┌─ MATERIAL FOR THIS TASK
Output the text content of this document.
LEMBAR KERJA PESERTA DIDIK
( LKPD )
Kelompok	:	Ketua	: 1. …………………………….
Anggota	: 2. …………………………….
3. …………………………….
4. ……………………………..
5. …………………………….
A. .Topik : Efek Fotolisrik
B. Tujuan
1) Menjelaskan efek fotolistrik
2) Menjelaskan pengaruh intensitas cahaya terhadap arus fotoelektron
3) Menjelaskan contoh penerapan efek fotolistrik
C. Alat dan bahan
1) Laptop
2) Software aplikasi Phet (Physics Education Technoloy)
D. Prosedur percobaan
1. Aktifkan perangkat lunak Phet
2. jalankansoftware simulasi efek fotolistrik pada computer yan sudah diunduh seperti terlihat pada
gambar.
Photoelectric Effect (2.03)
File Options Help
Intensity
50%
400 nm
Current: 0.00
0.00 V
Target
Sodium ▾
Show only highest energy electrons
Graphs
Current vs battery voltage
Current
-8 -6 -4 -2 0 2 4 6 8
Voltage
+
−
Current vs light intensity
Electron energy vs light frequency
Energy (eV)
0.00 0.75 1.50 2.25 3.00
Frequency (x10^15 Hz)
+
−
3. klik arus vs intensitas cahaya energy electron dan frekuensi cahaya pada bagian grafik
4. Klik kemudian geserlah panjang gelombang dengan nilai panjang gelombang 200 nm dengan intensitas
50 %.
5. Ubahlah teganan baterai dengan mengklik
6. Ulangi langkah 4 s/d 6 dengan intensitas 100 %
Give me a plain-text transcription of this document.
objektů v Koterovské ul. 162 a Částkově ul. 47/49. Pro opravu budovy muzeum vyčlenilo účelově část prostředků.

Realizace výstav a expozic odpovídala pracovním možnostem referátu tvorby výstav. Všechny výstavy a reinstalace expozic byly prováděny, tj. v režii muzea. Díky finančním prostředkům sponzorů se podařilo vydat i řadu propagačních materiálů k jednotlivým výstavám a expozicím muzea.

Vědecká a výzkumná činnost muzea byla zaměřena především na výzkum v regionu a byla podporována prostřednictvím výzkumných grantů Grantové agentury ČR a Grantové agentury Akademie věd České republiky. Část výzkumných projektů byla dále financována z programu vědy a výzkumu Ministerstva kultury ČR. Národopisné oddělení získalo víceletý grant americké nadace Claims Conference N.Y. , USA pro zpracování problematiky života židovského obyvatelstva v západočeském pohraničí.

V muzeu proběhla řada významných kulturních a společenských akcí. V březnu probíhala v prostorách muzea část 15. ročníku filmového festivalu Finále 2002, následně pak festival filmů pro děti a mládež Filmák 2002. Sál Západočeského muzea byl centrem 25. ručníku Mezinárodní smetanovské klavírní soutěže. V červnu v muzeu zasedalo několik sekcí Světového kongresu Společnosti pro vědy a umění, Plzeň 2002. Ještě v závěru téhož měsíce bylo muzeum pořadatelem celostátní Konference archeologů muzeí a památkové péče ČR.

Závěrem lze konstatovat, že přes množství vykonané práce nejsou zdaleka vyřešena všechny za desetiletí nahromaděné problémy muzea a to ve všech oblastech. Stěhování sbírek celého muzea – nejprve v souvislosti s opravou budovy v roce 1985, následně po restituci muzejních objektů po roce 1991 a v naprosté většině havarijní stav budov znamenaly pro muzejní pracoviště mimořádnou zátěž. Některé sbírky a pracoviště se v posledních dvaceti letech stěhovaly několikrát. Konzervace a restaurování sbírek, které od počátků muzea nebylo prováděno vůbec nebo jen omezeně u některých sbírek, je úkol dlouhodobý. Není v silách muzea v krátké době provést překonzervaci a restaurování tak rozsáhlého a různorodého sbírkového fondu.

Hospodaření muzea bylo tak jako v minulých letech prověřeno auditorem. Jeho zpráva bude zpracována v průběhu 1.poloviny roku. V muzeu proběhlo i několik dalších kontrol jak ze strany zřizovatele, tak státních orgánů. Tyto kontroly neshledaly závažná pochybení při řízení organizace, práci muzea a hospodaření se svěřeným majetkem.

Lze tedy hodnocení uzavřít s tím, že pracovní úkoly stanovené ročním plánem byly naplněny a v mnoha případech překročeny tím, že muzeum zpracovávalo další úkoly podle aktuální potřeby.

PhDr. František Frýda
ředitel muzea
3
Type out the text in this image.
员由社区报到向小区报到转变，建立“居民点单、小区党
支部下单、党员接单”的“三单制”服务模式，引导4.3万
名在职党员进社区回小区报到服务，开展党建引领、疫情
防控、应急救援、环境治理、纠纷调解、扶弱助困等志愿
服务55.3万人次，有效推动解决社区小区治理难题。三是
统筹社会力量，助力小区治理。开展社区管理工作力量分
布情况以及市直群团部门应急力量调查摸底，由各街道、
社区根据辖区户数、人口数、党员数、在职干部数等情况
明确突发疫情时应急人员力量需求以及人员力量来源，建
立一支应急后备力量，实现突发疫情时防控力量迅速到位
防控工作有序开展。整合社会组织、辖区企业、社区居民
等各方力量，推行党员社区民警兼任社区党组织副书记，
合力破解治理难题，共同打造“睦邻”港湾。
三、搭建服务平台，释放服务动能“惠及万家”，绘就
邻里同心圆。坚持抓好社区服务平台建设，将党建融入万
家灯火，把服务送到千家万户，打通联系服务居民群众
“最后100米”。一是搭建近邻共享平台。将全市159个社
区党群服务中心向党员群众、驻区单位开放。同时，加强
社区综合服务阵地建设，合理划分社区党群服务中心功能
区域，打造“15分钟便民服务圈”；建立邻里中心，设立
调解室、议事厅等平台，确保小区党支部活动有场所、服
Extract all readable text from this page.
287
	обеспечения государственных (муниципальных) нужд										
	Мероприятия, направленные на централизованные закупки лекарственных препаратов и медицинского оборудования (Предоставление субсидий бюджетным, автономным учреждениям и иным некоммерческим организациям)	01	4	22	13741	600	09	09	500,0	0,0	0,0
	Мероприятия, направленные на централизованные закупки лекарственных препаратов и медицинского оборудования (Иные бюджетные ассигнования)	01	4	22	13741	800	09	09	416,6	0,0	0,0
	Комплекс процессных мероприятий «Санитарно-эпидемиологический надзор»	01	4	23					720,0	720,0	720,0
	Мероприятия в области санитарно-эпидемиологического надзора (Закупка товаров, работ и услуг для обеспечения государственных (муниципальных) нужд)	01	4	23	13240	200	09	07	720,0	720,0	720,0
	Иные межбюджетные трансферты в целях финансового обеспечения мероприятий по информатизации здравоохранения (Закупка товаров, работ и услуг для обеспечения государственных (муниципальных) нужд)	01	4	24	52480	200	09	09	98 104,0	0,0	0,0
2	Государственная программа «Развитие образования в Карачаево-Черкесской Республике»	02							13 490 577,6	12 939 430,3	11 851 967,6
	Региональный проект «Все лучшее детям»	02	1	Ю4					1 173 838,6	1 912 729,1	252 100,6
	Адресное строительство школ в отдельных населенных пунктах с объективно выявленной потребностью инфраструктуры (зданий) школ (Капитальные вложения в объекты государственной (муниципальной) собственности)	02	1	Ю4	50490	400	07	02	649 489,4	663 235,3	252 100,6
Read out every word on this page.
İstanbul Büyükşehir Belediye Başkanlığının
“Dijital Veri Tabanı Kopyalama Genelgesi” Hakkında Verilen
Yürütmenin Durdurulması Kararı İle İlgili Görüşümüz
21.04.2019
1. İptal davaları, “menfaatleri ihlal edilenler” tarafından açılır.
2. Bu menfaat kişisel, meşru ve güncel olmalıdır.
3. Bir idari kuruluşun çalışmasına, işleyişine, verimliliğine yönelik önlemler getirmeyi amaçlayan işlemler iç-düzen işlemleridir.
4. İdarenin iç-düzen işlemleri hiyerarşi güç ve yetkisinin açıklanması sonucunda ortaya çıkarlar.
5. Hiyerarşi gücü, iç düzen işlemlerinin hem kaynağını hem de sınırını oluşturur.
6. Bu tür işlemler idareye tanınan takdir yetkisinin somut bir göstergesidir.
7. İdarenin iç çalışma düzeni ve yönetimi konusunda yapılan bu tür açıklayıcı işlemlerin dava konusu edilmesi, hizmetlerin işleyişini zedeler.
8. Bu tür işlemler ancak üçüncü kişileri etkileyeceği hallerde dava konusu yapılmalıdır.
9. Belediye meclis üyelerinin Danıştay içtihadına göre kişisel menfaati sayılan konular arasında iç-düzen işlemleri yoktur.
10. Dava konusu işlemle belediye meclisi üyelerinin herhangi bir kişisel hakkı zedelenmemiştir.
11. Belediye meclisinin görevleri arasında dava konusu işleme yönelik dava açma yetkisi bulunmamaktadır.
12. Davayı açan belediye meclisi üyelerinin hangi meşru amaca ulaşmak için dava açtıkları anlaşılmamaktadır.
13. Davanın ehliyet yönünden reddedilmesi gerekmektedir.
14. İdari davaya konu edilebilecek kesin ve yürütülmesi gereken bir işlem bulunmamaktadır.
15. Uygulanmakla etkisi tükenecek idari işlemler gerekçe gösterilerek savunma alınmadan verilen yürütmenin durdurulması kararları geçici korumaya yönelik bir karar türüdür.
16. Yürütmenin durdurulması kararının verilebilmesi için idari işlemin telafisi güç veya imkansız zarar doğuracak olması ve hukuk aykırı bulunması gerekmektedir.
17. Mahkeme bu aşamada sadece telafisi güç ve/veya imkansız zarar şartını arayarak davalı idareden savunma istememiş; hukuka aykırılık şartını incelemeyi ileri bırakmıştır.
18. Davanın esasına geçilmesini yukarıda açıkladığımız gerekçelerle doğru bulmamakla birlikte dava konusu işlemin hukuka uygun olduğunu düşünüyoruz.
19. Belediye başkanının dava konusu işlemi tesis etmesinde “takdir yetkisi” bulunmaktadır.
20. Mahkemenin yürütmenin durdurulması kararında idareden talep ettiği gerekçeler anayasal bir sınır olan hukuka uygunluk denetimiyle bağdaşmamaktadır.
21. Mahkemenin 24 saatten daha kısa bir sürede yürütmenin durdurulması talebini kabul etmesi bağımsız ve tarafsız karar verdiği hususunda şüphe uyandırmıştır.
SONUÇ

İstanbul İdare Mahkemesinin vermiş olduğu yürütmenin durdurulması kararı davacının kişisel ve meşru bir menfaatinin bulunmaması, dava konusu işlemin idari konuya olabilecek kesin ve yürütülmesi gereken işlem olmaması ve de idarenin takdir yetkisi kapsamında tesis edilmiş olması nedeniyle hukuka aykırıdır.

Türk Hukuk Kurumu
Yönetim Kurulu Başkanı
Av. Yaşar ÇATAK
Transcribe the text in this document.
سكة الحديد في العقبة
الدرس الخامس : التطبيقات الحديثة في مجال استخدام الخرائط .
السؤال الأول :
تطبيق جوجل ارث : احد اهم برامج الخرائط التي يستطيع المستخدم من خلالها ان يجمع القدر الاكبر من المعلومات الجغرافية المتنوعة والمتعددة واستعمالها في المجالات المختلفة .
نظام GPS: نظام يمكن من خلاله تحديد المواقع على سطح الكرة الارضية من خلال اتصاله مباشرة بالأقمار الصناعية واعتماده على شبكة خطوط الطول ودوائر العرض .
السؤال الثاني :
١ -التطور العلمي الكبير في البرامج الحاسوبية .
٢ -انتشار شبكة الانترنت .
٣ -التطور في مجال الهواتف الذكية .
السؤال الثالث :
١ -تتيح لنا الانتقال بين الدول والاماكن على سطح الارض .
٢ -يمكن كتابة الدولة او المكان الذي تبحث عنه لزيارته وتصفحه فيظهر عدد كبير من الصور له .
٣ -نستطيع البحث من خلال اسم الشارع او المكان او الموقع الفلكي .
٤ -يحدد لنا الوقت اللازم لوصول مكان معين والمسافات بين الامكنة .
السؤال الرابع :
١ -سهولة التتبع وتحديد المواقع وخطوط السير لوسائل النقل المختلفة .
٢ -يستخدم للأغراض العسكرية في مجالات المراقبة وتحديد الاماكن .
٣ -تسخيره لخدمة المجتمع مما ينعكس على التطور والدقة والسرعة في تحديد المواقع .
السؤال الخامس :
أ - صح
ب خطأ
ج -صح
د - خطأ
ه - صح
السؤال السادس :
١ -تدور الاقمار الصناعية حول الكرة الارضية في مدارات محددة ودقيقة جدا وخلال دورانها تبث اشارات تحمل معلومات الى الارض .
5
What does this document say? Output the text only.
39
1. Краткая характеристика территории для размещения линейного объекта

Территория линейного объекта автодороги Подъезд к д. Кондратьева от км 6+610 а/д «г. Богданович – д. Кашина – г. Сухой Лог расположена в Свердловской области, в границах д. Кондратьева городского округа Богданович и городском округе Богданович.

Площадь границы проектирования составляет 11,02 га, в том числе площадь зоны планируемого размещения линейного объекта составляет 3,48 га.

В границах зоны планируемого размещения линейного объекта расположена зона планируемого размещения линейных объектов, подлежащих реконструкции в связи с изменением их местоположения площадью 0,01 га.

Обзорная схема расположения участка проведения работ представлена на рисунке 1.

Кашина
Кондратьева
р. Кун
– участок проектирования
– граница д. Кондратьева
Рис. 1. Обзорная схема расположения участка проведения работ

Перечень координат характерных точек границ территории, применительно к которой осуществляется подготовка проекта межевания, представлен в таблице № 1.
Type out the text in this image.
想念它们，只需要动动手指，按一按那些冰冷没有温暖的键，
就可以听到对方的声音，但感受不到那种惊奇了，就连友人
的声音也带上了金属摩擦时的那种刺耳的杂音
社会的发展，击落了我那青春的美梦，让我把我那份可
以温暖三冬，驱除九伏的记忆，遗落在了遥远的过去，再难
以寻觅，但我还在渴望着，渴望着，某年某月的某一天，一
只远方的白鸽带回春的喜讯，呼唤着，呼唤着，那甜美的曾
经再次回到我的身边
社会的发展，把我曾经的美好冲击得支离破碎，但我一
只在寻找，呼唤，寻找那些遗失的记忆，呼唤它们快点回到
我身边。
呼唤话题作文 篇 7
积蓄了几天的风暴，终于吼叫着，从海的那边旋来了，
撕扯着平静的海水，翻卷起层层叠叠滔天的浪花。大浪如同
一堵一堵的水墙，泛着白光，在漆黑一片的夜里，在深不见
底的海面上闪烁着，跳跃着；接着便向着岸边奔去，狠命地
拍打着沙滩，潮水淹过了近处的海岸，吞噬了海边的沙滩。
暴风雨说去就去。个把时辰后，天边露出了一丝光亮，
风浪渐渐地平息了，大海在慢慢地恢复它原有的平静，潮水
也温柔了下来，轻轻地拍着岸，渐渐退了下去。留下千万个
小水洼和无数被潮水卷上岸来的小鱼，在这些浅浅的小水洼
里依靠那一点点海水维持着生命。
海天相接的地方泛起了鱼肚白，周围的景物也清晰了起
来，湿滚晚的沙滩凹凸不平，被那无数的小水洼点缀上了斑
└─
WHAT YOU SHOULD DO:
Copy, from the material, each line that holds the string "планируемого".

WORKED SOLUTION:
Площадь границы проектирования составляет 11,02 га, в том числе площадь зоны планируемого размещения линейного объекта составляет 3,48 га.
В границах зоны планируемого размещения линейного объекта расположена зона планируемого размещения линейных объектов, подлежащих реконструкции в связи с изменением их местоположения площадью 0,01 га.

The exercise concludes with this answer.